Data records

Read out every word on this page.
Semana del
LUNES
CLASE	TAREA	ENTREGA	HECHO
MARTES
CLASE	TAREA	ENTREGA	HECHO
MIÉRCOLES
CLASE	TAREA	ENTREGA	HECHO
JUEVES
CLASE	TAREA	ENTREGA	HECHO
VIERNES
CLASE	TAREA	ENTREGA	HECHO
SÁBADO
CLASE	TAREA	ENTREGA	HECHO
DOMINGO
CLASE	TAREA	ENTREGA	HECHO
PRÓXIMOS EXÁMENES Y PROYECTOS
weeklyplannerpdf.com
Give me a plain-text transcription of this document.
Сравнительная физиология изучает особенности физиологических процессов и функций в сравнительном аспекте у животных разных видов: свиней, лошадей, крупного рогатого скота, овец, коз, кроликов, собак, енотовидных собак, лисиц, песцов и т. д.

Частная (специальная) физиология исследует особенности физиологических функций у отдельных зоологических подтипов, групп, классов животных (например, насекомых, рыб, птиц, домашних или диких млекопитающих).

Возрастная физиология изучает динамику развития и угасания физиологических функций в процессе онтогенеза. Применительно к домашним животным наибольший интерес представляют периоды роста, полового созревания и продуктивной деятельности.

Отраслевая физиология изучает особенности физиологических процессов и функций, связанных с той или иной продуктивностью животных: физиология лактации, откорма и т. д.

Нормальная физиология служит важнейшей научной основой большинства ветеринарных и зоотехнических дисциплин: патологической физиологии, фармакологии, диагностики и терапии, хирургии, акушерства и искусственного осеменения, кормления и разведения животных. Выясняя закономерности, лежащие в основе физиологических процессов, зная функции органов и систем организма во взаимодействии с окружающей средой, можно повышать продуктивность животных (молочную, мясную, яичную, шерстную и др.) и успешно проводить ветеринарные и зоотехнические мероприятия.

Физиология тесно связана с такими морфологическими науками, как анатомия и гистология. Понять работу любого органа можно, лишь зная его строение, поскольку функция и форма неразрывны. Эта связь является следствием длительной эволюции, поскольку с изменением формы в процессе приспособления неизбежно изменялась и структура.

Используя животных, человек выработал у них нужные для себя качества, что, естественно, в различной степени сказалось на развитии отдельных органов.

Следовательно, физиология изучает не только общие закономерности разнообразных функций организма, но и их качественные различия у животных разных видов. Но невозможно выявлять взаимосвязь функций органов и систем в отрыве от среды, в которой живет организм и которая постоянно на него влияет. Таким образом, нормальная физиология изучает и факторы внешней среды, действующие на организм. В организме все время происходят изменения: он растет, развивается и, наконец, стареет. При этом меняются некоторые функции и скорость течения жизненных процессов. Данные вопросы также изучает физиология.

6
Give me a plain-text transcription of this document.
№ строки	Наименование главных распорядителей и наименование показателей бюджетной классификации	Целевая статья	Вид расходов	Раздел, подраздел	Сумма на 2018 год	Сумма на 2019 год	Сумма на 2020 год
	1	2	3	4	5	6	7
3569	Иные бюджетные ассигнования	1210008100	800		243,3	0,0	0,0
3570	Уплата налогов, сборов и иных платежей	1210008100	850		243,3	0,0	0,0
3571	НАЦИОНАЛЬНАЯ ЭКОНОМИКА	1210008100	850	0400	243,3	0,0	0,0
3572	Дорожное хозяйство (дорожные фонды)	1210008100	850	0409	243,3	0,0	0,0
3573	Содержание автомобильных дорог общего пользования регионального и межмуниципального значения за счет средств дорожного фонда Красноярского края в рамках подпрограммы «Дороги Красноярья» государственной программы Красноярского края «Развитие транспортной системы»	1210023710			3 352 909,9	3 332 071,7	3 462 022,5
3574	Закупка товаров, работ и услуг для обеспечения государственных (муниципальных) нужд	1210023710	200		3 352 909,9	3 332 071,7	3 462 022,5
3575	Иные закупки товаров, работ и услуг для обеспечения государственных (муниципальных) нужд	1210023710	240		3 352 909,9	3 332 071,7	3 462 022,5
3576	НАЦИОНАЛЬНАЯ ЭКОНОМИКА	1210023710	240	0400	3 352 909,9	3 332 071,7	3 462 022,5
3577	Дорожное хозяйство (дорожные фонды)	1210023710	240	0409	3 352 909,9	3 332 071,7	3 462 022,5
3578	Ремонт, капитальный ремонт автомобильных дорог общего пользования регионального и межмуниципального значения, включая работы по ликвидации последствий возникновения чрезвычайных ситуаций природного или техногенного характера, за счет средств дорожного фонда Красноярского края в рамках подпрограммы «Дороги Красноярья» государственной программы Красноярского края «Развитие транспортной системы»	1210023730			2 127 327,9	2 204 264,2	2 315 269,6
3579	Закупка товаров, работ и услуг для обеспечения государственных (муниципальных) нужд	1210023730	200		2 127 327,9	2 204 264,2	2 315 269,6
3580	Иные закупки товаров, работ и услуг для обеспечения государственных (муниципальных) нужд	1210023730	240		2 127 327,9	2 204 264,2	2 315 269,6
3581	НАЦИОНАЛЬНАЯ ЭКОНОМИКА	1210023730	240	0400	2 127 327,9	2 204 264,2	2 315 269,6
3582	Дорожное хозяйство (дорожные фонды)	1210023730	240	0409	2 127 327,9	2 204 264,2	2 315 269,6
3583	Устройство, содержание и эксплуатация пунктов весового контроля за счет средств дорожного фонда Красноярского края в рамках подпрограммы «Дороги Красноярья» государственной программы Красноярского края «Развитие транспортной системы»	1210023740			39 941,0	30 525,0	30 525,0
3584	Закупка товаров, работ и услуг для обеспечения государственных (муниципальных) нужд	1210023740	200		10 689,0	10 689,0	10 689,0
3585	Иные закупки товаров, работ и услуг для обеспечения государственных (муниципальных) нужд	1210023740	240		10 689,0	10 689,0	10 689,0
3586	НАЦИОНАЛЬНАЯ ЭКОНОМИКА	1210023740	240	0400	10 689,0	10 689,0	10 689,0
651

• Problem statement:
Above are entries; state the number of lines among them that contain "функции", and nothing else.

• Answer to this task:
2